■ PROBLEM DETAILS: State how many lines of the data contain the word "text", and write nothing besides the number.

Stored entries
※
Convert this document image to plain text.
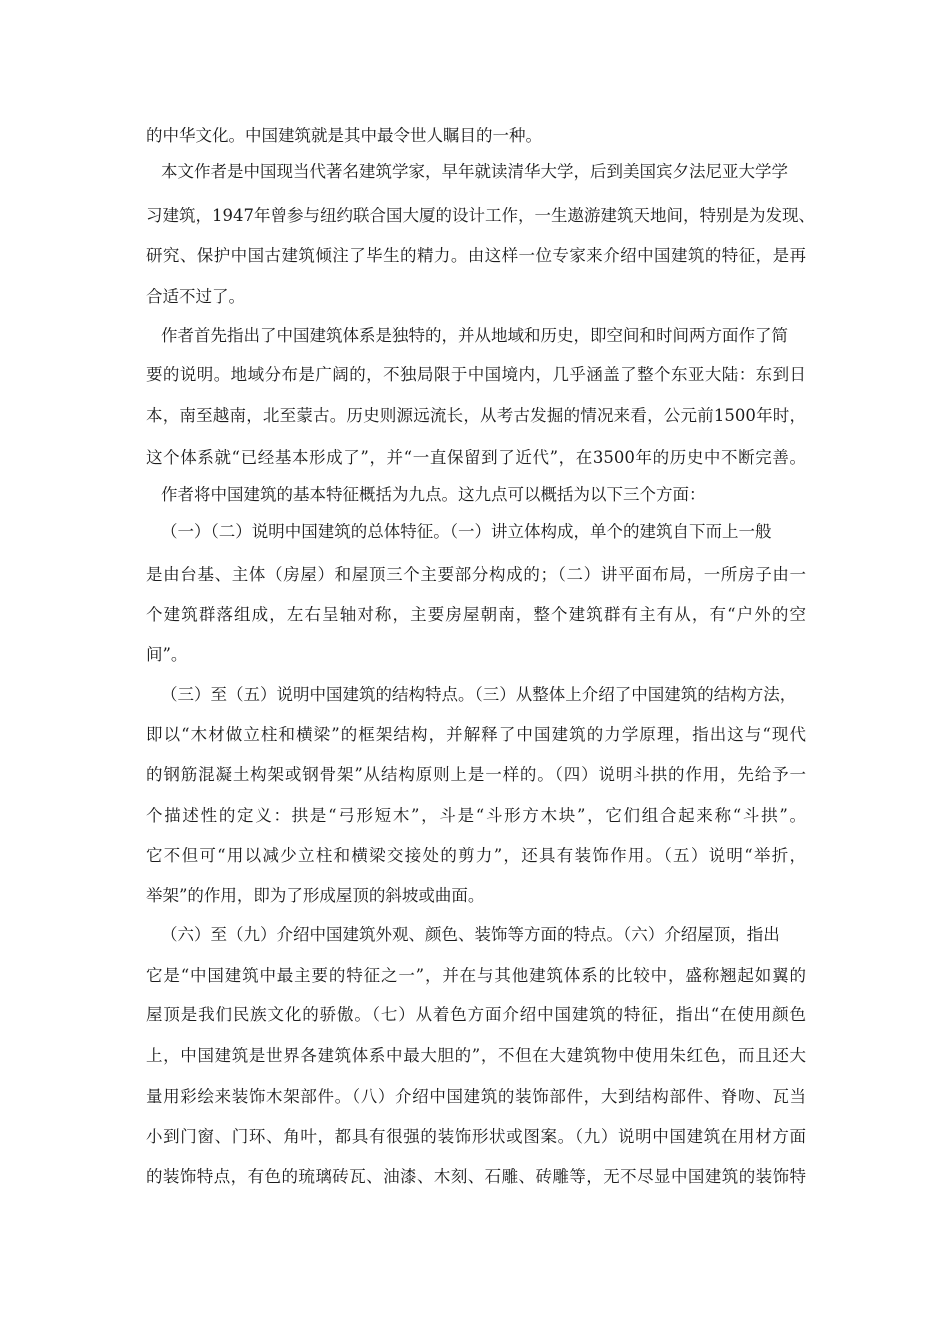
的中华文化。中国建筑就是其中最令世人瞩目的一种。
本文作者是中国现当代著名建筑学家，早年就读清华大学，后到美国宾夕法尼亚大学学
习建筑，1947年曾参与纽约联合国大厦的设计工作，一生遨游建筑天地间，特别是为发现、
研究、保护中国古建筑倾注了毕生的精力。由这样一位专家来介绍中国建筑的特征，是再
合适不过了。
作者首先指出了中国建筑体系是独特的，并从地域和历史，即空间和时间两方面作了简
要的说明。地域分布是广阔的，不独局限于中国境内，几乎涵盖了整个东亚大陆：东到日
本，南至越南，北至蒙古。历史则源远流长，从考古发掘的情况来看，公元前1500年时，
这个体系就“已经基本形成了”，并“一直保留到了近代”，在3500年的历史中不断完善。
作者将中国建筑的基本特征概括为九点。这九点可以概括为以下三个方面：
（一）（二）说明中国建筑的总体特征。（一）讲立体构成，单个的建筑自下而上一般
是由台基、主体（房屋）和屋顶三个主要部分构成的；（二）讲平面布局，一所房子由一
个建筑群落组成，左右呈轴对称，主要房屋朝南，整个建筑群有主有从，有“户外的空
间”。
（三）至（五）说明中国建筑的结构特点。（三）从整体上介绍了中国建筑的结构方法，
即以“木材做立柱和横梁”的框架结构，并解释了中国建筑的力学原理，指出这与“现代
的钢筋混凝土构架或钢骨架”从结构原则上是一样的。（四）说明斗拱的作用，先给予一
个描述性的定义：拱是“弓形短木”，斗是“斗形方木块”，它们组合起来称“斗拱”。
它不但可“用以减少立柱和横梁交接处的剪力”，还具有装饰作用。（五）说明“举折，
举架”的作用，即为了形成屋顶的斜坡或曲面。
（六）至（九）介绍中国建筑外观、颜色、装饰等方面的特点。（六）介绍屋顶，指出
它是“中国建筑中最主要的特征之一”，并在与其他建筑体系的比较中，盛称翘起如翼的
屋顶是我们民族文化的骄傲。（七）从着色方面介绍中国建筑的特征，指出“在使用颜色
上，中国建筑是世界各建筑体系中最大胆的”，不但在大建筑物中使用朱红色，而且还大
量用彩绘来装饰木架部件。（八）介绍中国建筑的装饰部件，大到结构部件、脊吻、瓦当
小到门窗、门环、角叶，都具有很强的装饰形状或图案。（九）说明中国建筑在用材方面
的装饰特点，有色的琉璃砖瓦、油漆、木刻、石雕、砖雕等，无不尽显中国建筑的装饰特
※
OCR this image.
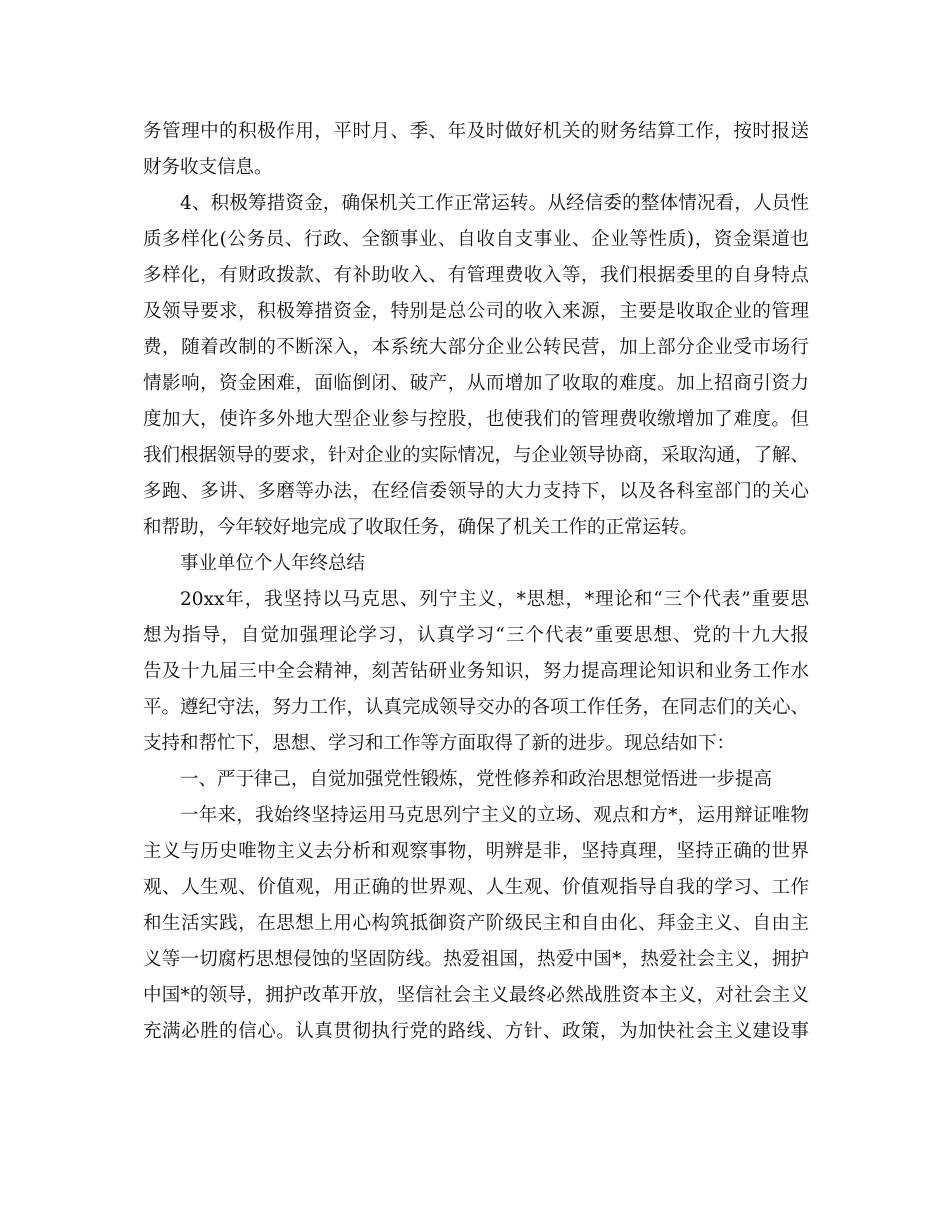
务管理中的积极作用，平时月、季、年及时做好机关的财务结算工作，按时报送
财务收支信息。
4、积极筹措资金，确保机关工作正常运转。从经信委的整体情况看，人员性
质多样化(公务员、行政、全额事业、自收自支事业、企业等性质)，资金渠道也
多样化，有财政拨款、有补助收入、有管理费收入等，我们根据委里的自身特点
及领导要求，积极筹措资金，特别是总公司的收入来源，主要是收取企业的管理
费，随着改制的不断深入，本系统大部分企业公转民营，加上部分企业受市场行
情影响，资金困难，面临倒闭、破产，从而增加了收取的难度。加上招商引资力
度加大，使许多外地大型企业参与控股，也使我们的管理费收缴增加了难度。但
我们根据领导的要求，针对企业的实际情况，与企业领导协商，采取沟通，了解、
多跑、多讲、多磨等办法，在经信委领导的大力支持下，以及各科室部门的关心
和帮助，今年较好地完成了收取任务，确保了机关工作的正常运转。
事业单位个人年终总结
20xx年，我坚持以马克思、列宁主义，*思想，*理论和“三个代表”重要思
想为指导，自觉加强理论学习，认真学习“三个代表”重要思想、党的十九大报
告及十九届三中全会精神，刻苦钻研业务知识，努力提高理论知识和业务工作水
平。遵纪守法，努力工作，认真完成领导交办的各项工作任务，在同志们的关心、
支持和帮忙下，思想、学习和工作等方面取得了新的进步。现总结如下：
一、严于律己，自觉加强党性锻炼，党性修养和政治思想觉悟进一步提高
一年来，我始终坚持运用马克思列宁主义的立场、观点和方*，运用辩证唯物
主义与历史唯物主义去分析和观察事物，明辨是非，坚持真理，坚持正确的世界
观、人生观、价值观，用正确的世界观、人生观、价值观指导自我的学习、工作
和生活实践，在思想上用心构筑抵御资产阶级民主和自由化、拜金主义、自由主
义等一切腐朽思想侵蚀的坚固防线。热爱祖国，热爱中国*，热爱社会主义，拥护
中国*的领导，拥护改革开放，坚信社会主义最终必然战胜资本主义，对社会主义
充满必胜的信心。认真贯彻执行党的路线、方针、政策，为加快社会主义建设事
※
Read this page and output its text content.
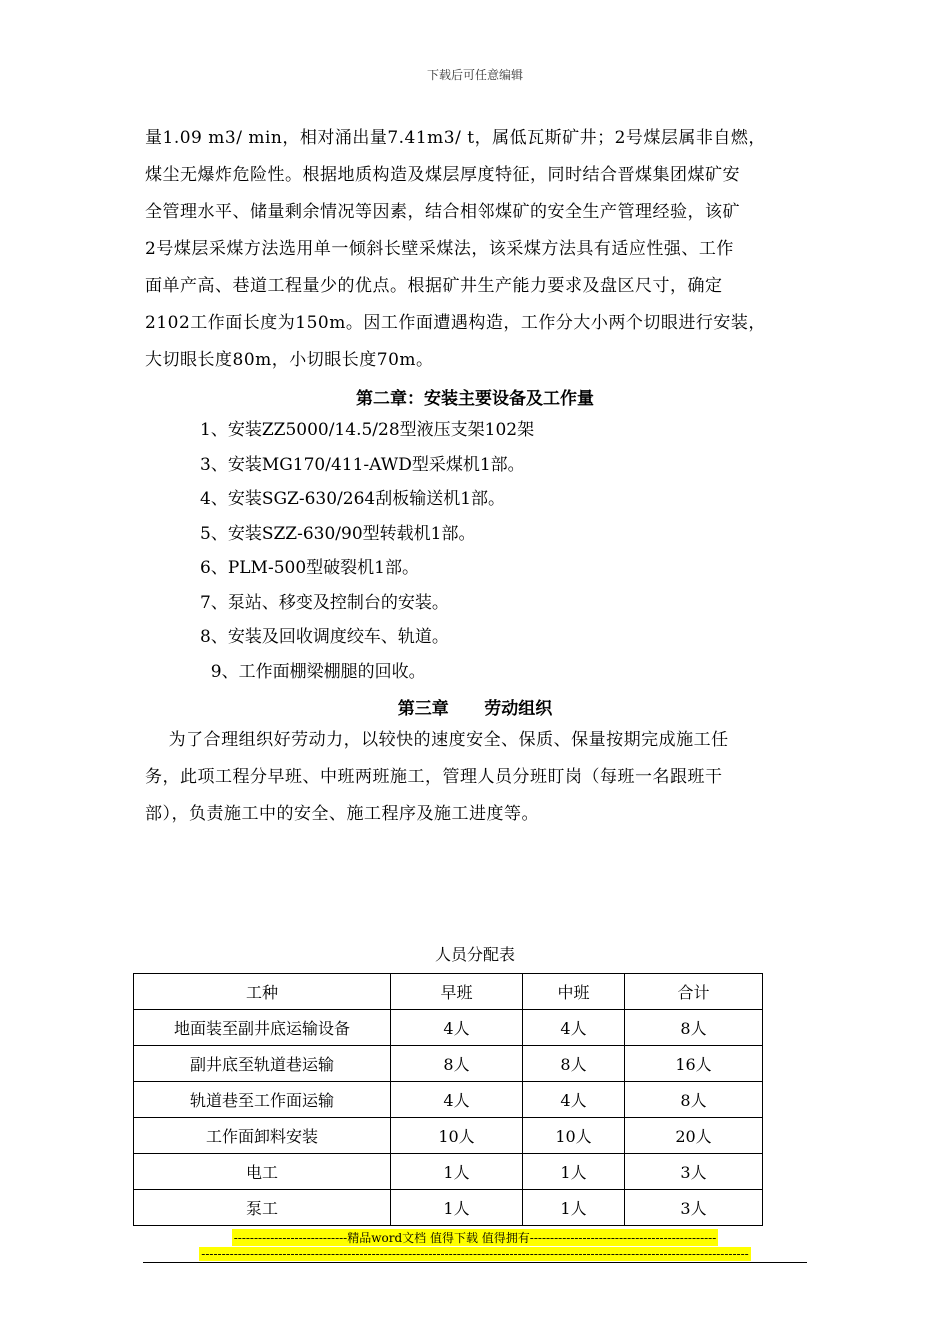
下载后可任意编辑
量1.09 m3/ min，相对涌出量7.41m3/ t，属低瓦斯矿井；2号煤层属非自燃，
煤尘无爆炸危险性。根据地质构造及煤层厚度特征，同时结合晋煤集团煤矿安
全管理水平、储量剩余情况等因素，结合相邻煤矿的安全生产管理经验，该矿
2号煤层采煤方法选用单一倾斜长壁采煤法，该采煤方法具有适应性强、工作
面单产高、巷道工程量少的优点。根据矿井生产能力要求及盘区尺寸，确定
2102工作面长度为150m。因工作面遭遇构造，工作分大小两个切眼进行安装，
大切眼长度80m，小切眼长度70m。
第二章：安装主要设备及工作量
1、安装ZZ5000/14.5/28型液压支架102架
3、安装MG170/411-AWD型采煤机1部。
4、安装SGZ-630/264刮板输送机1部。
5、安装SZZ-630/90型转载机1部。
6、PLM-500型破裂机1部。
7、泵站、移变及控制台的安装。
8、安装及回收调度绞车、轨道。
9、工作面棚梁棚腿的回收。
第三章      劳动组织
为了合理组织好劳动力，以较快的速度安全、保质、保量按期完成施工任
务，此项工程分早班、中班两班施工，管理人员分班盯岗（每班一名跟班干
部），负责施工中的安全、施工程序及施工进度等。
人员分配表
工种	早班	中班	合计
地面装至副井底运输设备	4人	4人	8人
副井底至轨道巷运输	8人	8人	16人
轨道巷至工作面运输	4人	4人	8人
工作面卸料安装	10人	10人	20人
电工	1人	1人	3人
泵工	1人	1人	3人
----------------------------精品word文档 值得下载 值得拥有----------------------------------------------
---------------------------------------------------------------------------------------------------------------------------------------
※
■ COMPLETED TASK: 2